(Excerpts from a figure dataset)
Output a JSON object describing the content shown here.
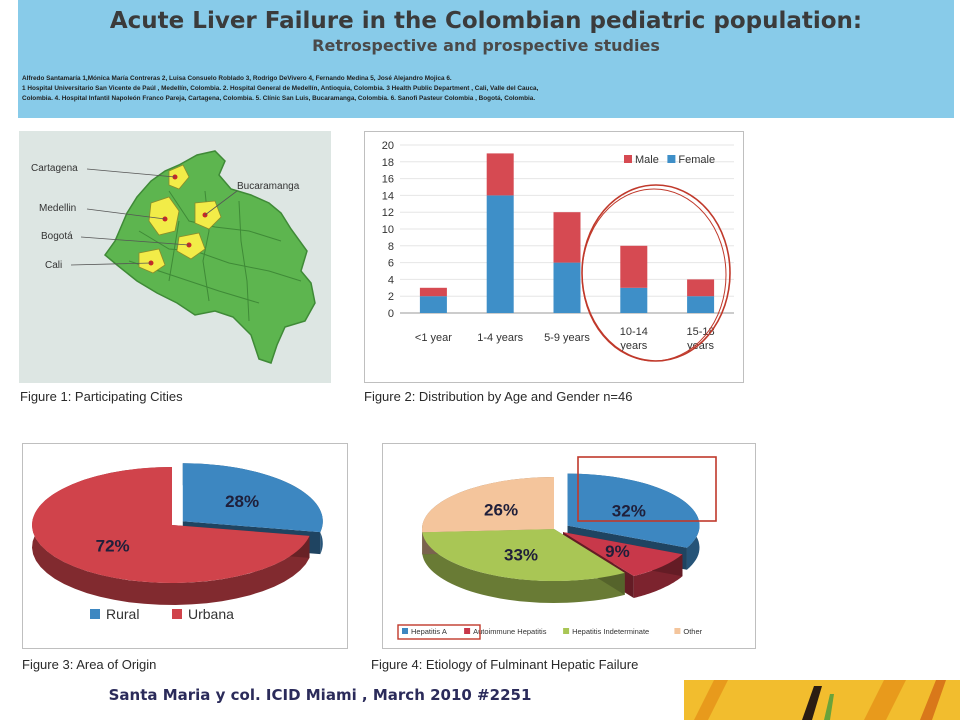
{
  "banner": {
    "title": "Acute Liver Failure in the Colombian pediatric population:",
    "subtitle": "Retrospective and prospective studies",
    "authors": [
      "Alfredo Santamaría 1,Mónica María Contreras 2, Luisa Consuelo Roblado 3, Rodrigo DeVivero 4, Fernando Medina 5, José Alejandro Mojica 6.",
      "1 Hospital Universitario San Vicente de Paúl , Medellín, Colombia. 2. Hospital General de Medellín, Antioquia, Colombia. 3 Health Public Department , Cali, Valle del Cauca,",
      "Colombia. 4. Hospital Infantil Napoleón Franco Pareja, Cartagena, Colombia. 5. Clínic San Luis, Bucaramanga, Colombia. 6. Sanofi Pasteur Colombia , Bogotá, Colombia."
    ]
  },
  "figure1": {
    "caption": "Figure 1: Participating Cities",
    "cities": [
      "Cartagena",
      "Bucaramanga",
      "Medellin",
      "Bogotá",
      "Cali"
    ],
    "colors": {
      "highlight": "#f2ec48",
      "region": "#5db54f",
      "background": "#dde6e3"
    }
  },
  "chart_data": [
    {
      "type": "bar",
      "caption": "Figure 2: Distribution by Age and Gender n=46",
      "categories": [
        "<1 year",
        "1-4 years",
        "5-9 years",
        "10-14 years",
        "15-18 years"
      ],
      "series": [
        {
          "name": "Female",
          "values": [
            2,
            14,
            6,
            3,
            2
          ],
          "color": "#3e8fc8"
        },
        {
          "name": "Male",
          "values": [
            1,
            5,
            6,
            5,
            2
          ],
          "color": "#d64a52"
        }
      ],
      "ylim": [
        0,
        20
      ],
      "yticks": [
        0,
        2,
        4,
        6,
        8,
        10,
        12,
        14,
        16,
        18,
        20
      ],
      "stacked": true,
      "legend": "top-right",
      "annotation": "red circle around 10-14 years and 15-18 years"
    },
    {
      "type": "pie",
      "caption": "Figure 3: Area of Origin",
      "labels": [
        "Rural",
        "Urbana"
      ],
      "values": [
        28,
        72
      ],
      "value_labels": [
        "28%",
        "72%"
      ],
      "colors": [
        "#3d87c1",
        "#d0434b"
      ],
      "legend": "bottom"
    },
    {
      "type": "pie",
      "caption": "Figure 4: Etiology of Fulminant Hepatic Failure",
      "labels": [
        "Hepatitis A",
        "Autoimmune Hepatitis",
        "Hepatitis Indeterminate",
        "Other"
      ],
      "values": [
        32,
        9,
        33,
        26
      ],
      "value_labels": [
        "32%",
        "9%",
        "33%",
        "26%"
      ],
      "colors": [
        "#3d87c1",
        "#c8384a",
        "#a9c655",
        "#f4c59c"
      ],
      "legend": "bottom",
      "annotation": "red boxes around 32% slice and Hepatitis A legend entry"
    }
  ],
  "footer": {
    "text": "Santa Maria y col. ICID Miami , March 2010 #2251"
  }
}
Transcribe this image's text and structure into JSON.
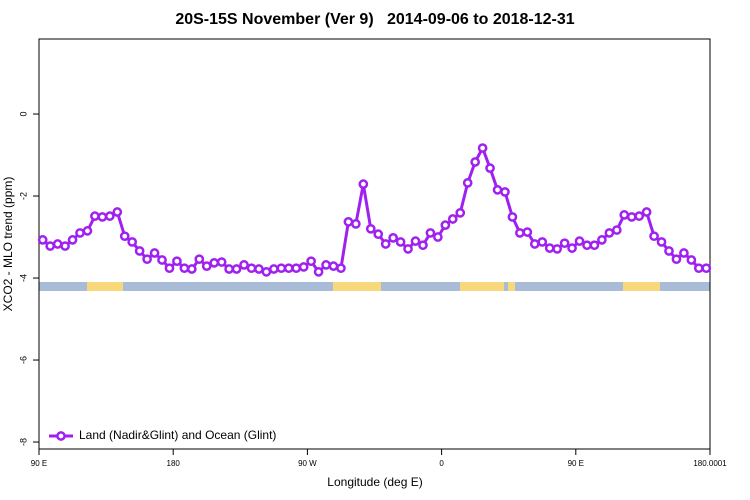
{
  "chart_data": {
    "type": "line",
    "title": "20S-15S November (Ver 9)   2014-09-06 to 2018-12-31",
    "xlabel": "Longitude (deg E)",
    "ylabel": "XCO2 - MLO trend (ppm)",
    "x": [
      92.5,
      97.5,
      102.5,
      107.5,
      112.5,
      117.5,
      122.5,
      127.5,
      132.5,
      137.5,
      142.5,
      147.5,
      152.5,
      157.5,
      162.5,
      167.5,
      172.5,
      177.5,
      182.5,
      187.5,
      192.5,
      197.5,
      202.5,
      207.5,
      212.5,
      217.5,
      222.5,
      227.5,
      232.5,
      237.5,
      242.5,
      247.5,
      252.5,
      257.5,
      262.5,
      267.5,
      272.5,
      277.5,
      282.5,
      287.5,
      292.5,
      297.5,
      302.5,
      307.5,
      312.5,
      317.5,
      322.5,
      327.5,
      332.5,
      337.5,
      342.5,
      347.5,
      352.5,
      357.5,
      362.5,
      367.5,
      372.5,
      377.5,
      382.5,
      387.5,
      392.5,
      397.5,
      402.5,
      407.5,
      412.5,
      417.5,
      422.5,
      427.5,
      432.5,
      437.5,
      442.5,
      447.5,
      452.5,
      457.5,
      462.5,
      467.5,
      472.5,
      477.5,
      482.5,
      487.5,
      492.5,
      497.5,
      502.5,
      507.5,
      512.5,
      517.5,
      522.5,
      527.5,
      532.5,
      537.5
    ],
    "series": [
      {
        "name": "Land (Nadir&Glint) and Ocean (Glint)",
        "color": "#a020f0",
        "values": [
          -3.07,
          -3.22,
          -3.17,
          -3.22,
          -3.07,
          -2.9,
          -2.85,
          -2.49,
          -2.51,
          -2.49,
          -2.39,
          -2.98,
          -3.12,
          -3.34,
          -3.54,
          -3.39,
          -3.56,
          -3.76,
          -3.59,
          -3.76,
          -3.78,
          -3.54,
          -3.71,
          -3.63,
          -3.61,
          -3.78,
          -3.78,
          -3.68,
          -3.76,
          -3.78,
          -3.85,
          -3.78,
          -3.76,
          -3.76,
          -3.76,
          -3.73,
          -3.59,
          -3.85,
          -3.68,
          -3.71,
          -3.76,
          -2.63,
          -2.68,
          -1.71,
          -2.8,
          -2.93,
          -3.17,
          -3.02,
          -3.12,
          -3.29,
          -3.1,
          -3.2,
          -2.9,
          -3.0,
          -2.71,
          -2.56,
          -2.41,
          -1.68,
          -1.17,
          -0.83,
          -1.32,
          -1.85,
          -1.9,
          -2.51,
          -2.9,
          -2.88,
          -3.17,
          -3.12,
          -3.27,
          -3.29,
          -3.15,
          -3.27,
          -3.1,
          -3.2,
          -3.2,
          -3.07,
          -2.9,
          -2.83,
          -2.46,
          -2.51,
          -2.49,
          -2.39,
          -2.98,
          -3.12,
          -3.34,
          -3.54,
          -3.39,
          -3.56,
          -3.76,
          -3.76
        ]
      }
    ],
    "xlim": [
      90,
      540
    ],
    "xticks": [
      {
        "value": 90,
        "label": "90 E"
      },
      180,
      {
        "value": 270,
        "label": "90 W"
      },
      {
        "value": 360,
        "label": "0"
      },
      {
        "value": 450,
        "label": "90 E"
      },
      180.0001
    ],
    "ylim": [
      -8.17,
      1.83
    ],
    "yticks": [
      0,
      -2,
      -4,
      -6,
      -8
    ],
    "legend": "bottom-left"
  }
}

▶ Exercise objective
Show every line above in which the word "Hospital" occurs.

▶ The answer
      "1 Hospital Universitario San Vicente de Paúl , Medellín, Colombia. 2. Hospital General de Medellín, Antioquia, Colombia. 3 Health Public Department , Cali, Valle del Cauca,",
      "Colombia. 4. Hospital Infantil Napoleón Franco Pareja, Cartagena, Colombia. 5. Clínic San Luis, Bucaramanga, Colombia. 6. Sanofi Pasteur Colombia , Bogotá, Colombia."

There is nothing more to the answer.